Collected data entries:
• • •

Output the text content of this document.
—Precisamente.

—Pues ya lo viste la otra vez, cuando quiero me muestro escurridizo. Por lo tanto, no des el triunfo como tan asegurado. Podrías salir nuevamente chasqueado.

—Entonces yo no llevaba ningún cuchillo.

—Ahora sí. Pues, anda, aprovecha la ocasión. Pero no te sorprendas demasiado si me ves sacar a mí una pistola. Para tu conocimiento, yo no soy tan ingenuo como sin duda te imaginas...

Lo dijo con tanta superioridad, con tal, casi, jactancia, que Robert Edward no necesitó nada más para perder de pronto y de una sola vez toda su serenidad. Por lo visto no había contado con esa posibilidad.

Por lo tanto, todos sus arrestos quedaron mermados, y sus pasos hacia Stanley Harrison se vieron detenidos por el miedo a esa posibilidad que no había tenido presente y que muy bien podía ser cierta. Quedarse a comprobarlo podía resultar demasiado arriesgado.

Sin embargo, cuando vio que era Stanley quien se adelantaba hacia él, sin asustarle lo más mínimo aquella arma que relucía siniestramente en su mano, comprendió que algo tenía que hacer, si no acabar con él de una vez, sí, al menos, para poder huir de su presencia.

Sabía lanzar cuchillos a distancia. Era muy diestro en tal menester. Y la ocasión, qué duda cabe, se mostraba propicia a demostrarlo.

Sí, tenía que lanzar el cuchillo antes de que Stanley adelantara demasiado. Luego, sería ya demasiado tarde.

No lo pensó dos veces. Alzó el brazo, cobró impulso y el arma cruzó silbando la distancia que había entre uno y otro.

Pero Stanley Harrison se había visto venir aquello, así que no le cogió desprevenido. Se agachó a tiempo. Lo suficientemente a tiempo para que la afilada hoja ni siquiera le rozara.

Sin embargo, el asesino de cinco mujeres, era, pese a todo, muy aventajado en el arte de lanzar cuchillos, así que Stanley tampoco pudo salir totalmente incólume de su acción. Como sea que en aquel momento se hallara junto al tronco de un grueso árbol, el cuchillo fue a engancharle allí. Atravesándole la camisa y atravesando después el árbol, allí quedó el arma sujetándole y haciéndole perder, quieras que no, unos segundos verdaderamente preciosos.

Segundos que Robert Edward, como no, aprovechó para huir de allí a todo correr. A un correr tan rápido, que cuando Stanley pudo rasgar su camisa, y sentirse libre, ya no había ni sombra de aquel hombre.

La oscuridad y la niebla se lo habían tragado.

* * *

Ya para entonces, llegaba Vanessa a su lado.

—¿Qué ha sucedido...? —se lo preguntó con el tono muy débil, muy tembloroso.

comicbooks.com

• • •

### Exercise task
Extract the data in full. Keep it word for word.

### Response to the task
Output the text content of this document.
—Precisamente.

—Pues ya lo viste la otra vez, cuando quiero me muestro escurridizo. Por lo tanto, no des el triunfo como tan asegurado. Podrías salir nuevamente chasqueado.

—Entonces yo no llevaba ningún cuchillo.

—Ahora sí. Pues, anda, aprovecha la ocasión. Pero no te sorprendas demasiado si me ves sacar a mí una pistola. Para tu conocimiento, yo no soy tan ingenuo como sin duda te imaginas...

Lo dijo con tanta superioridad, con tal, casi, jactancia, que Robert Edward no necesitó nada más para perder de pronto y de una sola vez toda su serenidad. Por lo visto no había contado con esa posibilidad.

Por lo tanto, todos sus arrestos quedaron mermados, y sus pasos hacia Stanley Harrison se vieron detenidos por el miedo a esa posibilidad que no había tenido presente y que muy bien podía ser cierta. Quedarse a comprobarlo podía resultar demasiado arriesgado.

Sin embargo, cuando vio que era Stanley quien se adelantaba hacia él, sin asustarle lo más mínimo aquella arma que relucía siniestramente en su mano, comprendió que algo tenía que hacer, si no acabar con él de una vez, sí, al menos, para poder huir de su presencia.

Sabía lanzar cuchillos a distancia. Era muy diestro en tal menester. Y la ocasión, qué duda cabe, se mostraba propicia a demostrarlo.

Sí, tenía que lanzar el cuchillo antes de que Stanley adelantara demasiado. Luego, sería ya demasiado tarde.

No lo pensó dos veces. Alzó el brazo, cobró impulso y el arma cruzó silbando la distancia que había entre uno y otro.

Pero Stanley Harrison se había visto venir aquello, así que no le cogió desprevenido. Se agachó a tiempo. Lo suficientemente a tiempo para que la afilada hoja ni siquiera le rozara.

Sin embargo, el asesino de cinco mujeres, era, pese a todo, muy aventajado en el arte de lanzar cuchillos, así que Stanley tampoco pudo salir totalmente incólume de su acción. Como sea que en aquel momento se hallara junto al tronco de un grueso árbol, el cuchillo fue a engancharle allí. Atravesándole la camisa y atravesando después el árbol, allí quedó el arma sujetándole y haciéndole perder, quieras que no, unos segundos verdaderamente preciosos.

Segundos que Robert Edward, como no, aprovechó para huir de allí a todo correr. A un correr tan rápido, que cuando Stanley pudo rasgar su camisa, y sentirse libre, ya no había ni sombra de aquel hombre.

La oscuridad y la niebla se lo habían tragado.

* * *

Ya para entonces, llegaba Vanessa a su lado.

—¿Qué ha sucedido...? —se lo preguntó con el tono muy débil, muy tembloroso.

comicbooks.com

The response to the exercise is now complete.